Figure collection entries:
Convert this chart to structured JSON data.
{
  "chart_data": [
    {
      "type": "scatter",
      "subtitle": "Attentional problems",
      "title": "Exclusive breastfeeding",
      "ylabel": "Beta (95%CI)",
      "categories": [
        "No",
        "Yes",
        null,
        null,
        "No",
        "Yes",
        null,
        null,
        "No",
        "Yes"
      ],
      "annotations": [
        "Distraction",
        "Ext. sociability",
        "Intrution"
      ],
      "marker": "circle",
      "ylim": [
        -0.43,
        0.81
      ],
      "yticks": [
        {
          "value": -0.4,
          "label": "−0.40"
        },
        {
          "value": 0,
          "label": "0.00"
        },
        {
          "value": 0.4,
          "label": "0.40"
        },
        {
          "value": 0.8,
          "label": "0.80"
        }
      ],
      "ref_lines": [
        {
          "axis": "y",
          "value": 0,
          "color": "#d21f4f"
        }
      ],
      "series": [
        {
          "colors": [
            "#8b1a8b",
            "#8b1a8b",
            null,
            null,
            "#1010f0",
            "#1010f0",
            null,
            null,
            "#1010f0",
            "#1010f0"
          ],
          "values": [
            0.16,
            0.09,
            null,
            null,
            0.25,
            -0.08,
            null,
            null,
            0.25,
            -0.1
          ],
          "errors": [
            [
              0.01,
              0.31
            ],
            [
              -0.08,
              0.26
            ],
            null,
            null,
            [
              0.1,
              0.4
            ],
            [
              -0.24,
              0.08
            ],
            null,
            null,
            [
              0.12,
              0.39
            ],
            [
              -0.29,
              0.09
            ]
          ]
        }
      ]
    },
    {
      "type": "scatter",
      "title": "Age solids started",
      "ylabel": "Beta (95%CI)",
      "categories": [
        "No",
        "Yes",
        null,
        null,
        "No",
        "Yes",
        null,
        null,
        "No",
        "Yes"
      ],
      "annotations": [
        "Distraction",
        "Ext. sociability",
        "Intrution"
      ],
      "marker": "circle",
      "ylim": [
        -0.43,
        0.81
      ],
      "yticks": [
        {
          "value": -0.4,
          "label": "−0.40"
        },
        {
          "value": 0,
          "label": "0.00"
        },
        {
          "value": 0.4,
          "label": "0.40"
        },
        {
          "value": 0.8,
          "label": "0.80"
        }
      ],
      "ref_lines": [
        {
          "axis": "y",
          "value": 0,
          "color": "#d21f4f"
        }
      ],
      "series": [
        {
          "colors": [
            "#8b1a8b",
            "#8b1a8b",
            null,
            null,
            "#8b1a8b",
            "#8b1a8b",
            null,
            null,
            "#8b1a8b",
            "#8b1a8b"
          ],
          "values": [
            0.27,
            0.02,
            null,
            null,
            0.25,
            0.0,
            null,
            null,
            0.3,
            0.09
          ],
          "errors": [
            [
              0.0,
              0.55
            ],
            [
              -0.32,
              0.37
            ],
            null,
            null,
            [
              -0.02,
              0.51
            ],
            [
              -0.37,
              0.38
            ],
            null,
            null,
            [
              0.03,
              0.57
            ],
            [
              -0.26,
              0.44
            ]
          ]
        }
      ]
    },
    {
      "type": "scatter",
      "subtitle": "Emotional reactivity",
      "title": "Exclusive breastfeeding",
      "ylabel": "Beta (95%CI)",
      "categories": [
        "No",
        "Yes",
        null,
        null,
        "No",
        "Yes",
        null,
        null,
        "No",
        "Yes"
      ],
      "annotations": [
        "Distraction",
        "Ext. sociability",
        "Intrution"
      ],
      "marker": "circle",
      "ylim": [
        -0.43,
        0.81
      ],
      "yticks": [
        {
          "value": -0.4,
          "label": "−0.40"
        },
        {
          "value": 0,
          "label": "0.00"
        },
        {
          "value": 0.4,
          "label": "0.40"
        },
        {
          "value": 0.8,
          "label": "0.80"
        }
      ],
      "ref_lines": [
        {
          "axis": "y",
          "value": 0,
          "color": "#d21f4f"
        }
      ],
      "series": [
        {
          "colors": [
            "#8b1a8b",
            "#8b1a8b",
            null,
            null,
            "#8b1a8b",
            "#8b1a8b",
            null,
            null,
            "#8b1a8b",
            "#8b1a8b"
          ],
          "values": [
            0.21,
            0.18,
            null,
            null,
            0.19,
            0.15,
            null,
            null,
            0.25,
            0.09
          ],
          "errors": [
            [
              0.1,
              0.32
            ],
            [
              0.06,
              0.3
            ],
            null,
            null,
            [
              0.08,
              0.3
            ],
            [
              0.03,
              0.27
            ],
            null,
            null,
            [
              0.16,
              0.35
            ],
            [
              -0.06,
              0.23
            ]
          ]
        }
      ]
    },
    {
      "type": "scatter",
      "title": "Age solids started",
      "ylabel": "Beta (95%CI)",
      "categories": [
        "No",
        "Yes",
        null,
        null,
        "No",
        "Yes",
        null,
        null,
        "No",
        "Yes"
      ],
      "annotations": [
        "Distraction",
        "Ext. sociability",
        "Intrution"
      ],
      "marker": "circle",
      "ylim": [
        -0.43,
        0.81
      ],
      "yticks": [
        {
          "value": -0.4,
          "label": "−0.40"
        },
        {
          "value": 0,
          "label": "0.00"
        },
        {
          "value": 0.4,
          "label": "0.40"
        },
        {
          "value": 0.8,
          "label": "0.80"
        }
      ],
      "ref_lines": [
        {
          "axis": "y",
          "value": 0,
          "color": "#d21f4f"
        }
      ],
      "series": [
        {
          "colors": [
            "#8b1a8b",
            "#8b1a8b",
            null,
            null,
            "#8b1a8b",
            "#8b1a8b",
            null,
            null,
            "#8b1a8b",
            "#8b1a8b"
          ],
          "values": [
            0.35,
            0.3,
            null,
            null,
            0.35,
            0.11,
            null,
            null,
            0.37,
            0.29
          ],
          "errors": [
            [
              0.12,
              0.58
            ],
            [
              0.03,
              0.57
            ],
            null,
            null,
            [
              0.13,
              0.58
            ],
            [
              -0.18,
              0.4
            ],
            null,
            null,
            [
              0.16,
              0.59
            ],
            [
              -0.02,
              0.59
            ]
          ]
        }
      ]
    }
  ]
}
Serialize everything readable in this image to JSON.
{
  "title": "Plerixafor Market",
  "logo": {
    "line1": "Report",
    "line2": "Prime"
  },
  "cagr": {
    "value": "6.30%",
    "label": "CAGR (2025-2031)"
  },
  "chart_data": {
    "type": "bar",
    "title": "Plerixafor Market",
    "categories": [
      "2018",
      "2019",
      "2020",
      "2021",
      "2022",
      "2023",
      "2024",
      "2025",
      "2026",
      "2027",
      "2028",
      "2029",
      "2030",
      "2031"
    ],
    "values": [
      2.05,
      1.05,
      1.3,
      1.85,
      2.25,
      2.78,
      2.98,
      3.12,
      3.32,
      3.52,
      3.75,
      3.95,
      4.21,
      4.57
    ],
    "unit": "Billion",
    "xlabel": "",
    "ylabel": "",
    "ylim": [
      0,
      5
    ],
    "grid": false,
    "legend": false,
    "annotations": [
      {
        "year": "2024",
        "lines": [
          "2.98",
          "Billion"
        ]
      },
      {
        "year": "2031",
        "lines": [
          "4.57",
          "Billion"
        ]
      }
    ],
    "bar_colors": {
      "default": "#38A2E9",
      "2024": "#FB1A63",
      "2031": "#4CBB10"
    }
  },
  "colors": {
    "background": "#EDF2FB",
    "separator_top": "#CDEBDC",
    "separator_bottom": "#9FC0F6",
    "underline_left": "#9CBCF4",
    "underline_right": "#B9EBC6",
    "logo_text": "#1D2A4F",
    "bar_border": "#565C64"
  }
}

# Short problem:
Lines that hold the word "Plerixafor" are the ones to return, every one of them.

# Written response:
  "title": "Plerixafor Market",
    "title": "Plerixafor Market",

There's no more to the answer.